Go through the listing and pick out each line with the word "テンプレートの横幅設定" in it.

__Dataset records__
____________

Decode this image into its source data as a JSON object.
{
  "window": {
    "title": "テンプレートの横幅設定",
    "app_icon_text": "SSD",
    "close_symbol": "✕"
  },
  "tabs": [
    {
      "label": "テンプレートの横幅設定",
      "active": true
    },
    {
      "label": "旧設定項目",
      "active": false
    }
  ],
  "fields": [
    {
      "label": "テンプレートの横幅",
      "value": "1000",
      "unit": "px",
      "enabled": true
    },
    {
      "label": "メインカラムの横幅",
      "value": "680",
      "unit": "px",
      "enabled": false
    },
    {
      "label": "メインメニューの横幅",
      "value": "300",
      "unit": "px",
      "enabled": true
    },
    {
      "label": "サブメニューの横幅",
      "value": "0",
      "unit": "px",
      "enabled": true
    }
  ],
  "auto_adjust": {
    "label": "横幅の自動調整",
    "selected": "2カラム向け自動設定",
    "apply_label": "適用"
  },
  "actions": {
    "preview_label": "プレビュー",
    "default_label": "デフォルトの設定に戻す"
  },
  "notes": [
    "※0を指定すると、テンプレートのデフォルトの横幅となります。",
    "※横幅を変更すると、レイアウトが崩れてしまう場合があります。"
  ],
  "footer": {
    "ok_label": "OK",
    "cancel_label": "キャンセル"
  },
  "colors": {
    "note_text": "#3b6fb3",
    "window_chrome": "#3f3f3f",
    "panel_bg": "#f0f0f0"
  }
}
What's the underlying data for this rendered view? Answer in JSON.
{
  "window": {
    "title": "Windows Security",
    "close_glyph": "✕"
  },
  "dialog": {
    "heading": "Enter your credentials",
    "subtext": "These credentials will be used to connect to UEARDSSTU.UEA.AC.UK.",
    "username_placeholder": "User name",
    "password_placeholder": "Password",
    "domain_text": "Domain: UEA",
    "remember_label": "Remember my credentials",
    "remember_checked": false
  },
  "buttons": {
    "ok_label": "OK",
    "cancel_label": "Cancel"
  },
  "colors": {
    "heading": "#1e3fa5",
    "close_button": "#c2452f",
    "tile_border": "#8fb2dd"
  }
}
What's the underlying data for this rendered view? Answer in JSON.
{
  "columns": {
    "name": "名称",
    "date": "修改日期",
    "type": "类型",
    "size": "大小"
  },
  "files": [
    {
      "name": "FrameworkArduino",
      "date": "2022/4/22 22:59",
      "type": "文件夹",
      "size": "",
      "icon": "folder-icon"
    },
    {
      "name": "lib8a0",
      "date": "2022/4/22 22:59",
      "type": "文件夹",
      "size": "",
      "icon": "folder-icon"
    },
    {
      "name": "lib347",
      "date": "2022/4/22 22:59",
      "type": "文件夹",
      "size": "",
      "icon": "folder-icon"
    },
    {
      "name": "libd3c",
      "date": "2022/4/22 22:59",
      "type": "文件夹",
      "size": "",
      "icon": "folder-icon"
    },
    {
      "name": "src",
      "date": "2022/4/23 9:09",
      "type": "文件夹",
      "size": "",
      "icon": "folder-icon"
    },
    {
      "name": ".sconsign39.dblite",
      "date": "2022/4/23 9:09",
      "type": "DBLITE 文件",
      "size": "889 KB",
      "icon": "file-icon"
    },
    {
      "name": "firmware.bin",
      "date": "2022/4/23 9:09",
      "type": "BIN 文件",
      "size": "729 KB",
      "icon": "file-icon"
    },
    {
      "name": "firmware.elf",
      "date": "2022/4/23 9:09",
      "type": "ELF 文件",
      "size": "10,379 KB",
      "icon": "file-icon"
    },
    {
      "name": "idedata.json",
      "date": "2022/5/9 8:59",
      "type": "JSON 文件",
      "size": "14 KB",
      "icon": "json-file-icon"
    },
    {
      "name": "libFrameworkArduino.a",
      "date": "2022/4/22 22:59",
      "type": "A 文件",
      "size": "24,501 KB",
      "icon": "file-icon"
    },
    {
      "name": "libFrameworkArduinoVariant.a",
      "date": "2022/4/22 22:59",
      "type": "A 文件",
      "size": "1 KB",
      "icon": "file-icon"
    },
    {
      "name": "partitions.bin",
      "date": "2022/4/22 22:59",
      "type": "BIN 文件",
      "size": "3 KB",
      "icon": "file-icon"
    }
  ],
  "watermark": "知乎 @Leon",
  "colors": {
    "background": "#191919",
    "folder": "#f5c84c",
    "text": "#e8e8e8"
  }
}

____________

__Exercise result__
    "title": "テンプレートの横幅設定",
      "label": "テンプレートの横幅設定",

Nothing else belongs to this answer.